__TASK__: Work out how many lines have "ylabel" in them. Give only that number.
.....
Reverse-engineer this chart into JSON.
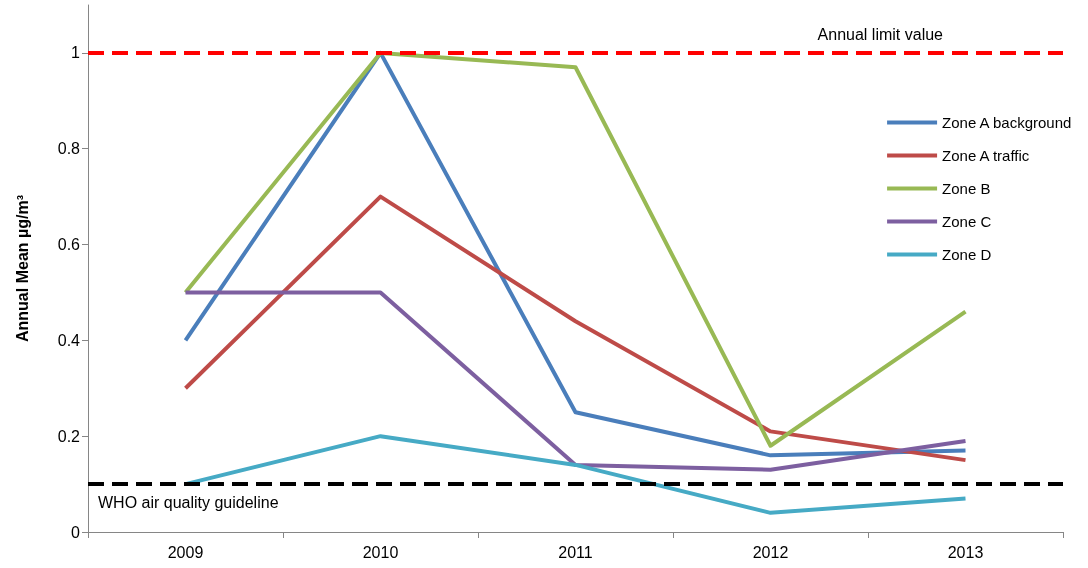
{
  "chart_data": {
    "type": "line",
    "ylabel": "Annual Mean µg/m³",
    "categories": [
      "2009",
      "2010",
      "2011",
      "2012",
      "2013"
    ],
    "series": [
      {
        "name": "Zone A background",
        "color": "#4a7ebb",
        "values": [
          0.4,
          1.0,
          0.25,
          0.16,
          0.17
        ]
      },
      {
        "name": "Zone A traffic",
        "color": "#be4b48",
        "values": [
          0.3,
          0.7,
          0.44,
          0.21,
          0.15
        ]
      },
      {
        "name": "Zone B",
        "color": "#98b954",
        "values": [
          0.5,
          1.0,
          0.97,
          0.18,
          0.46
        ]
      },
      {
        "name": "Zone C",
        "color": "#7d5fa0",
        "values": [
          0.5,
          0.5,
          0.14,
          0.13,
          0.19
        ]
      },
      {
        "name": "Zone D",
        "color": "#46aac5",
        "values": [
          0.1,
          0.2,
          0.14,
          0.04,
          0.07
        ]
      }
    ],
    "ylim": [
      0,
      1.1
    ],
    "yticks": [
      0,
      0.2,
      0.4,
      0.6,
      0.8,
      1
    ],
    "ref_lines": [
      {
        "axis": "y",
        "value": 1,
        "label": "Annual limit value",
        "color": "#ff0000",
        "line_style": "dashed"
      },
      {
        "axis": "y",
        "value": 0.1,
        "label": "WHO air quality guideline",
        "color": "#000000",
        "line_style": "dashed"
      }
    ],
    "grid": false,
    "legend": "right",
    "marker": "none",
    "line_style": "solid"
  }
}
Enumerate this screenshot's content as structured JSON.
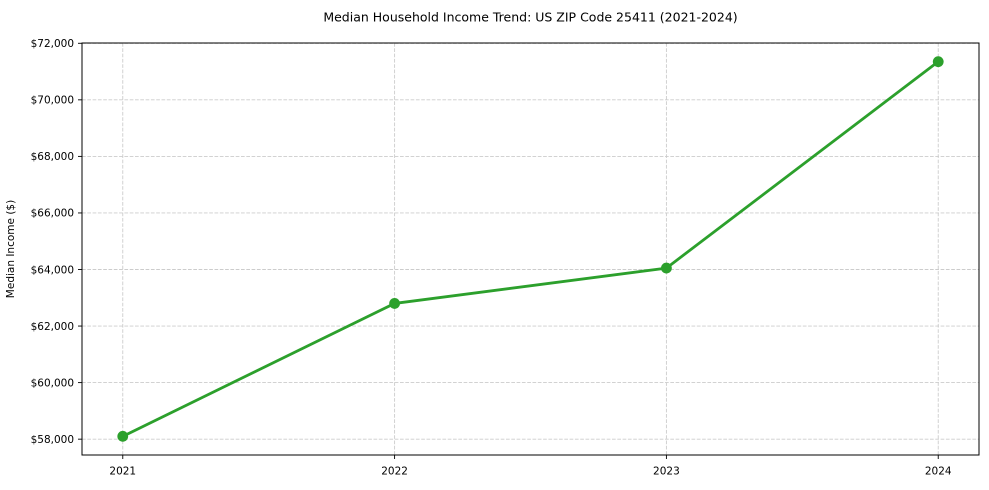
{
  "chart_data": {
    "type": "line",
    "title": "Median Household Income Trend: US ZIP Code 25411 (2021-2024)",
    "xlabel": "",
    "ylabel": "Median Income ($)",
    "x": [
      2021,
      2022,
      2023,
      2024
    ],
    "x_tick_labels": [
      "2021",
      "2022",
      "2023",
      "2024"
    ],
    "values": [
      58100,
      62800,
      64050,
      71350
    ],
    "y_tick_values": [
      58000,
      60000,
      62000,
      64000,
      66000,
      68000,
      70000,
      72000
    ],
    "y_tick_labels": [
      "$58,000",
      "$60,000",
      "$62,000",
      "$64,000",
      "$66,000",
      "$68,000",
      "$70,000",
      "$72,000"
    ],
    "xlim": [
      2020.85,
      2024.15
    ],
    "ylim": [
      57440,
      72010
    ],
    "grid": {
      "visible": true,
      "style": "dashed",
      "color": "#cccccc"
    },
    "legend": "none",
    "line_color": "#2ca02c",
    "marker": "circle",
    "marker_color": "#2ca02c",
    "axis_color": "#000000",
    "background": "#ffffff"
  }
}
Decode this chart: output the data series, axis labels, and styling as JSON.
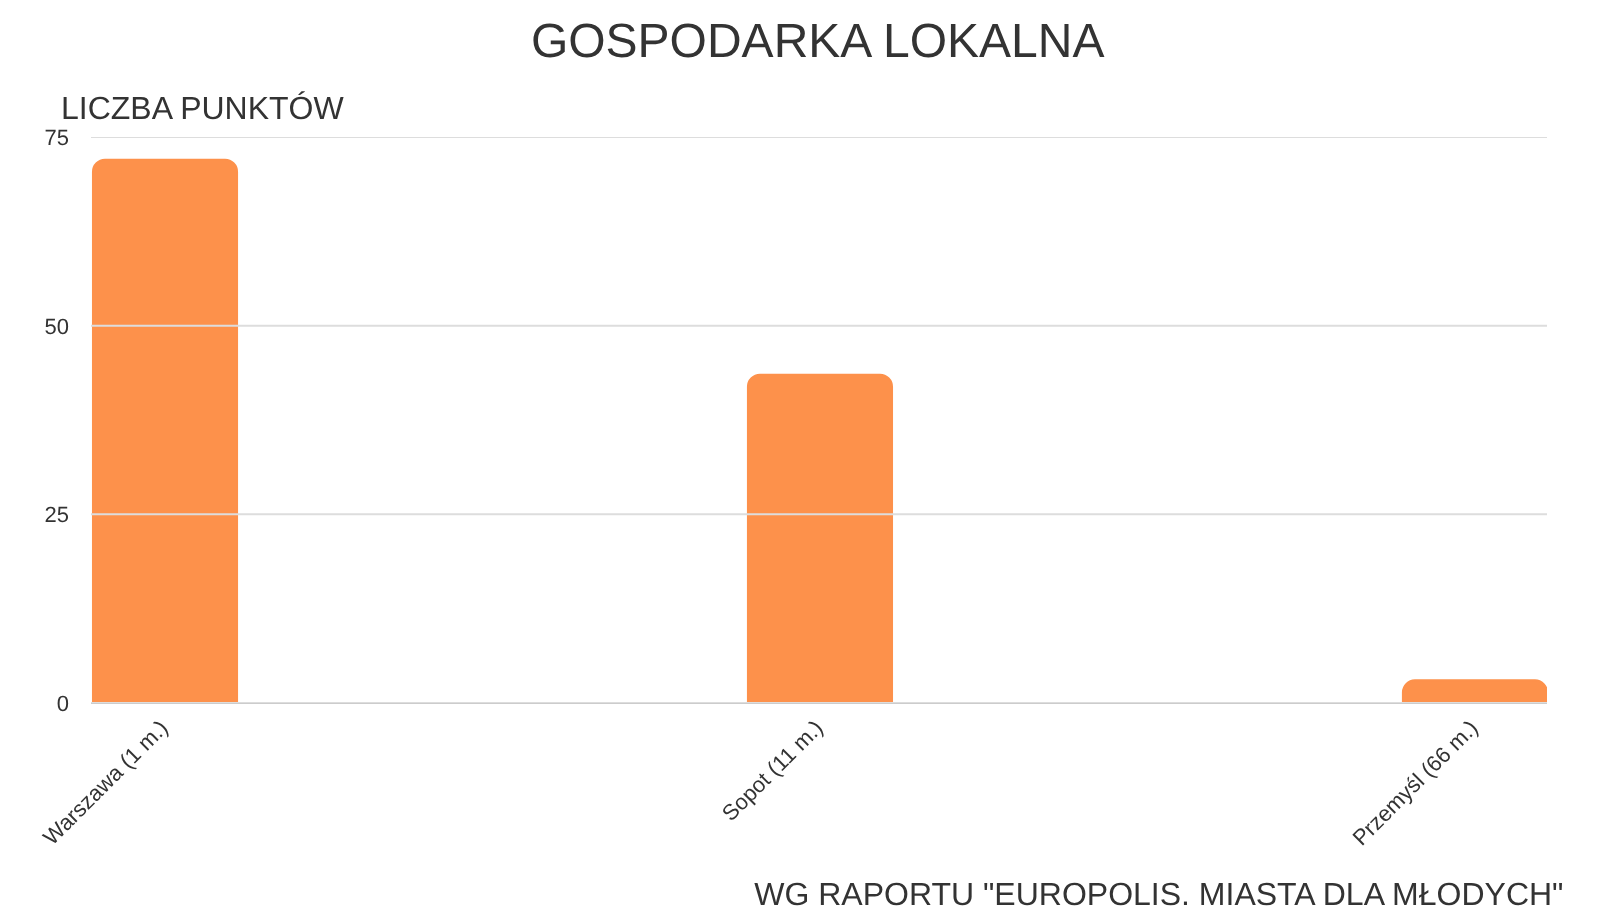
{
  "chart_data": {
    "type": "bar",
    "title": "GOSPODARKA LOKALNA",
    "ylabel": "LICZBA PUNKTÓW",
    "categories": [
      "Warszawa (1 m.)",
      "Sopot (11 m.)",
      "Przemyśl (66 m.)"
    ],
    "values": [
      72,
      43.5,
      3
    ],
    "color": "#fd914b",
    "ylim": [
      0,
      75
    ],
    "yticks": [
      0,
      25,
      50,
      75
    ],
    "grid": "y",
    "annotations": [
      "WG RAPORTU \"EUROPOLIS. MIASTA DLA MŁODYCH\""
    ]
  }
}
.....
__FINISHED ANSWER__: 3